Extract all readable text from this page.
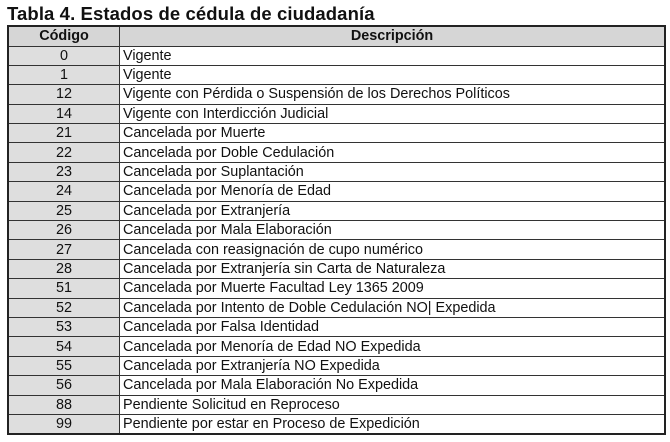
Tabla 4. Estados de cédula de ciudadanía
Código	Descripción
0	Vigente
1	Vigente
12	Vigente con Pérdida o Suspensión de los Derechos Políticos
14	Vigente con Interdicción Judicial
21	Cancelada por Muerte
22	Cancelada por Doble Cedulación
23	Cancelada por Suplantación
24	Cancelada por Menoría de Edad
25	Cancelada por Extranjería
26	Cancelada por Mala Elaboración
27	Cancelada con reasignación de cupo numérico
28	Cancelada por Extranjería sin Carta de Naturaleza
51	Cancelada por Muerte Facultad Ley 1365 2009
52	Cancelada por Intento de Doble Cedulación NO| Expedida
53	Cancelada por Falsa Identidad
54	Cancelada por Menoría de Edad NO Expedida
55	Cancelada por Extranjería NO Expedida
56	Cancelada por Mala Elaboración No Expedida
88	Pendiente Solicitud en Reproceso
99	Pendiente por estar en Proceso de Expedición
----
* [DIRECTIONS FOR THIS TASK]: Reproduce the material word for word, minus the images.

* [RESULT OF THIS TASK]:
Extract all readable text from this page.
Tabla 4. Estados de cédula de ciudadanía
Código	Descripción
0	Vigente
1	Vigente
12	Vigente con Pérdida o Suspensión de los Derechos Políticos
14	Vigente con Interdicción Judicial
21	Cancelada por Muerte
22	Cancelada por Doble Cedulación
23	Cancelada por Suplantación
24	Cancelada por Menoría de Edad
25	Cancelada por Extranjería
26	Cancelada por Mala Elaboración
27	Cancelada con reasignación de cupo numérico
28	Cancelada por Extranjería sin Carta de Naturaleza
51	Cancelada por Muerte Facultad Ley 1365 2009
52	Cancelada por Intento de Doble Cedulación NO| Expedida
53	Cancelada por Falsa Identidad
54	Cancelada por Menoría de Edad NO Expedida
55	Cancelada por Extranjería NO Expedida
56	Cancelada por Mala Elaboración No Expedida
88	Pendiente Solicitud en Reproceso
99	Pendiente por estar en Proceso de Expedición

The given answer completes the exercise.